Problem to work on :: Give the number of lines in the records below that include "ylabel". Reply with that number alone.

[BEGIN]

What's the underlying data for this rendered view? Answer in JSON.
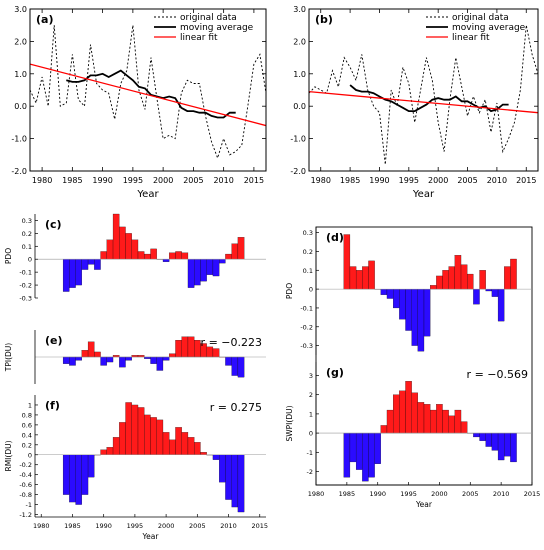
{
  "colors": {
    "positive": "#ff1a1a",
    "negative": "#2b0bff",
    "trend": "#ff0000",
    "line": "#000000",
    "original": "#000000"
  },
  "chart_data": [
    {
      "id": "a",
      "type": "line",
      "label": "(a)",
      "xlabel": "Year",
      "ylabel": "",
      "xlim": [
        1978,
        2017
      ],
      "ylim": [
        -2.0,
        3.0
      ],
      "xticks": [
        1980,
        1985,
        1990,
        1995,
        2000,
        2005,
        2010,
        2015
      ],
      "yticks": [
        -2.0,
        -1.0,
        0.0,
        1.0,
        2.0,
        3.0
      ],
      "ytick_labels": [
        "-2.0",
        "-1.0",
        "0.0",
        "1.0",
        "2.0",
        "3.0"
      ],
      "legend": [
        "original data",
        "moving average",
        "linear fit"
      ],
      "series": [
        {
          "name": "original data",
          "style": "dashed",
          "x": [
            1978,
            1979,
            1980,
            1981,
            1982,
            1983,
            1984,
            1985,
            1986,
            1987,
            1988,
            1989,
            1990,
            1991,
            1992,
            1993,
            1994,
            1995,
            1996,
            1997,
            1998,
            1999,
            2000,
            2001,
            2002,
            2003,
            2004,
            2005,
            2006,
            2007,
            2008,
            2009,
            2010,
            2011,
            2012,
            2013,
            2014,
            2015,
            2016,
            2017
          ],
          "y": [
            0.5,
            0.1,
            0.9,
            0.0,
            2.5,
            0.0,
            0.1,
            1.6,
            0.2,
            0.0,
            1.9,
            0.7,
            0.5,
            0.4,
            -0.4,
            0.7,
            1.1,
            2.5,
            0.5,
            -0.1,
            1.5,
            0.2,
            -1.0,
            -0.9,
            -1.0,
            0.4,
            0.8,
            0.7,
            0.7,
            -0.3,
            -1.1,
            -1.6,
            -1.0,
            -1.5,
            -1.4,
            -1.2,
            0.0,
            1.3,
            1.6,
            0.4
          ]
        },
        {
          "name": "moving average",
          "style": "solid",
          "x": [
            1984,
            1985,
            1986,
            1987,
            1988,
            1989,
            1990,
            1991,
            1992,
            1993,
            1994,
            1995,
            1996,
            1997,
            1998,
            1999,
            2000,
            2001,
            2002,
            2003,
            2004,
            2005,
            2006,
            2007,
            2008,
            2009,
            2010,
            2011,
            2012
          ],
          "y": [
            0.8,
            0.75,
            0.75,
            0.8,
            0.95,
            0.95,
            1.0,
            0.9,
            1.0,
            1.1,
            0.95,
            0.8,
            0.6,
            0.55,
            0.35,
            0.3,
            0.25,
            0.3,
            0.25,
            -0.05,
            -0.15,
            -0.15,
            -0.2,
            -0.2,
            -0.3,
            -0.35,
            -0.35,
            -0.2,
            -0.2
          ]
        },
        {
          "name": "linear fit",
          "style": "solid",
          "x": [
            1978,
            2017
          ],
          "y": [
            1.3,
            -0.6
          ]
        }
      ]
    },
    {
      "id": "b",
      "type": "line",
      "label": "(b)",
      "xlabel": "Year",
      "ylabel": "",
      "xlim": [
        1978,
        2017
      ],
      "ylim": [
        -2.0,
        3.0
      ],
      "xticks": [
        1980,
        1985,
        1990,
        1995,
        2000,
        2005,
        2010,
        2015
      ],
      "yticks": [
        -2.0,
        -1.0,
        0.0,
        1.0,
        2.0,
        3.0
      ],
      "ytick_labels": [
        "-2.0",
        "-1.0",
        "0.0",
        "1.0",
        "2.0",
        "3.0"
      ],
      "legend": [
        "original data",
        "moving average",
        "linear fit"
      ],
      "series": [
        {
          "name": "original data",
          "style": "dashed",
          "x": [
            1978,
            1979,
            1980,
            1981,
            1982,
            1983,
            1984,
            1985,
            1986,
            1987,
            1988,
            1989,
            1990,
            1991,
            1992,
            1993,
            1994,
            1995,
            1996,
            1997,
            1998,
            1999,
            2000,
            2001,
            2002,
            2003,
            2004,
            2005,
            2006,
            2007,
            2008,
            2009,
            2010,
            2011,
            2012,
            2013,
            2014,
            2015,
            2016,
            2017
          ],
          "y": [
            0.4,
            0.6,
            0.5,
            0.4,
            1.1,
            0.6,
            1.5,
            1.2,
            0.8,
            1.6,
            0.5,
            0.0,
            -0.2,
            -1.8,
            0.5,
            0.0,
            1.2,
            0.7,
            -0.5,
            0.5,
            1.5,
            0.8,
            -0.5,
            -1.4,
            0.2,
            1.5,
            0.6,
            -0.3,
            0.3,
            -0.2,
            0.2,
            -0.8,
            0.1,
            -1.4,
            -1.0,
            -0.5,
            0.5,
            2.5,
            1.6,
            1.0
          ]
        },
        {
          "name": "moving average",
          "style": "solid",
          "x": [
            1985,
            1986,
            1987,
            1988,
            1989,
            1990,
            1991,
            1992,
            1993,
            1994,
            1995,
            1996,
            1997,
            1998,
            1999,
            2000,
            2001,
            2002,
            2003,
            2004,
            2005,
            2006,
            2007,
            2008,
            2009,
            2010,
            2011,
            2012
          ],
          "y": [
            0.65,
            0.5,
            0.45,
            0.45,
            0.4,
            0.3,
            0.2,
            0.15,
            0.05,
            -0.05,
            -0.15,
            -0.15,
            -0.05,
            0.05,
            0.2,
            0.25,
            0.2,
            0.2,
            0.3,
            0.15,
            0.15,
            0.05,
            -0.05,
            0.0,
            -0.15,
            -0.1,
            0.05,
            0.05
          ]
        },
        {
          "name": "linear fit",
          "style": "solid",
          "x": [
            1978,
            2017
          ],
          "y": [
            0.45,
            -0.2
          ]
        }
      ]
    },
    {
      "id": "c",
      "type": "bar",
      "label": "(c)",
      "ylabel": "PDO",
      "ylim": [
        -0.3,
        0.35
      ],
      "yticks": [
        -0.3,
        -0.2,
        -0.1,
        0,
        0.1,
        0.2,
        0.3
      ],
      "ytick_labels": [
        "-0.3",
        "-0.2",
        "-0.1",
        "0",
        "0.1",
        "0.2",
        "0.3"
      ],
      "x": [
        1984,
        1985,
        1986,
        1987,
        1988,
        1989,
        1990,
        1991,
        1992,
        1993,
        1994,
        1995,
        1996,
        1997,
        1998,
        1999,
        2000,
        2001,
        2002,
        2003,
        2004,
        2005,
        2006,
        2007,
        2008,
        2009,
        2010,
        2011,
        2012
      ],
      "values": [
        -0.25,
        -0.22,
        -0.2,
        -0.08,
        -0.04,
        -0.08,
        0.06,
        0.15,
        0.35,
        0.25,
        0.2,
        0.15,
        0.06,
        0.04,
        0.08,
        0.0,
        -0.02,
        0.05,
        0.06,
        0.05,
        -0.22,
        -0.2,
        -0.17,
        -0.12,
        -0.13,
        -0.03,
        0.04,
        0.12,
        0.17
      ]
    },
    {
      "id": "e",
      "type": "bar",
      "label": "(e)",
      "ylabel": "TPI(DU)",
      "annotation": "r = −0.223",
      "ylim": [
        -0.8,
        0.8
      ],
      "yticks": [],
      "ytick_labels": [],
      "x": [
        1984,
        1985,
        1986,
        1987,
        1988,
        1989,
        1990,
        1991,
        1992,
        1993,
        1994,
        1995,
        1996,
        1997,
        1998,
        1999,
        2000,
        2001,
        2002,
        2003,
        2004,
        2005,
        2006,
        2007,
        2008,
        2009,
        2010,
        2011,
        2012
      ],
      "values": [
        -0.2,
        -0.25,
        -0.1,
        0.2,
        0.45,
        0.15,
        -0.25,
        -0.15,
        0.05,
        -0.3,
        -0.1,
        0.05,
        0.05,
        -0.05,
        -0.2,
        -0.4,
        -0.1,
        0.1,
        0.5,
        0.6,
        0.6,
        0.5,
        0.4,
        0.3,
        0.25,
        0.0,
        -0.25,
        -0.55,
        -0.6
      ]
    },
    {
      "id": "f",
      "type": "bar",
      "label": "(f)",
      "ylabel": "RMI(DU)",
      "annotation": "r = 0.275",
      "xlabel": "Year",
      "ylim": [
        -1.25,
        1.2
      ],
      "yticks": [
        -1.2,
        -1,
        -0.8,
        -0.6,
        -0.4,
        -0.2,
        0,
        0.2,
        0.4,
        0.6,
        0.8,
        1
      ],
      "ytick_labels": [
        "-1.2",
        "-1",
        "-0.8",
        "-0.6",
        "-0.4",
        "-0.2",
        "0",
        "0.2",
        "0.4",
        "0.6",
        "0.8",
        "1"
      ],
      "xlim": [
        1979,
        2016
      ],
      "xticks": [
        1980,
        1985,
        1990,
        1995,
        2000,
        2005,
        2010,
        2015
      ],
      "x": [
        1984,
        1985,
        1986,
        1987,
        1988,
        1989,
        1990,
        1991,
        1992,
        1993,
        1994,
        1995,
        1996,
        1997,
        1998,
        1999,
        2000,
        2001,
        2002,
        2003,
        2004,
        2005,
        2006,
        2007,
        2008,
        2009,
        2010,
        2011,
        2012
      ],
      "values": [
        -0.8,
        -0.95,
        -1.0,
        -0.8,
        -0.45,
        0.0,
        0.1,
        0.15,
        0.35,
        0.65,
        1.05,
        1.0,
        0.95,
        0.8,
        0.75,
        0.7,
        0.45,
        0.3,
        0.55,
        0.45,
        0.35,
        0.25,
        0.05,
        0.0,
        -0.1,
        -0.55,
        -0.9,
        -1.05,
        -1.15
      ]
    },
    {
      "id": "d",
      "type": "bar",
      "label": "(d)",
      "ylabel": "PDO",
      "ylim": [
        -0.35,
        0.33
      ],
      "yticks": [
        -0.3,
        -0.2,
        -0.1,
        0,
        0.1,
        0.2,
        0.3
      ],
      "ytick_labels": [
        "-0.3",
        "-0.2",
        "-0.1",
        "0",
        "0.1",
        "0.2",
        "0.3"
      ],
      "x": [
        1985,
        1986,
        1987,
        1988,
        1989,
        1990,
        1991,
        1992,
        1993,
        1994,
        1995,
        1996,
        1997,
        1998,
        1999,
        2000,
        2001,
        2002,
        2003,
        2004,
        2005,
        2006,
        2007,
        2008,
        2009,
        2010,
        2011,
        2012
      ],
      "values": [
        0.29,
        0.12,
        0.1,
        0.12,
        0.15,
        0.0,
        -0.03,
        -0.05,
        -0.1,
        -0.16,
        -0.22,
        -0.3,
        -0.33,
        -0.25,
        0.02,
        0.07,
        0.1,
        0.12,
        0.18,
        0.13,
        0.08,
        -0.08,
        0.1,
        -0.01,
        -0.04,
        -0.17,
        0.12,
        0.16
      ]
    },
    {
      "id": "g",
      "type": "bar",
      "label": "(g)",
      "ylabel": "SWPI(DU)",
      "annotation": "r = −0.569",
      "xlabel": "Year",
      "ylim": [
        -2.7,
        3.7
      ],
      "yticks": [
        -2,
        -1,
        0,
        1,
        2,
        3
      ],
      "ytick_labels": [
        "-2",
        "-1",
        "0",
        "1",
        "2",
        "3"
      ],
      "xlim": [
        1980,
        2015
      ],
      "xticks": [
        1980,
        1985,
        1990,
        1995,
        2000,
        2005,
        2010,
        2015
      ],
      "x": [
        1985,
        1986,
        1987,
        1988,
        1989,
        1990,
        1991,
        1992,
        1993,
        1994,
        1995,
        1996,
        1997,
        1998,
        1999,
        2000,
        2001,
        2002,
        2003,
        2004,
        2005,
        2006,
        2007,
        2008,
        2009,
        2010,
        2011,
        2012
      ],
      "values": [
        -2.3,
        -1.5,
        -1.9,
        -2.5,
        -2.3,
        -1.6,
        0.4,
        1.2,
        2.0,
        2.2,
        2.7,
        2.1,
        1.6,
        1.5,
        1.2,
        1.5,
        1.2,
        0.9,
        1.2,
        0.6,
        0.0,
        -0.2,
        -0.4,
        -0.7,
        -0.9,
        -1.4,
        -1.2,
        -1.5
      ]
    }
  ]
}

[END]

Problem solution :: 7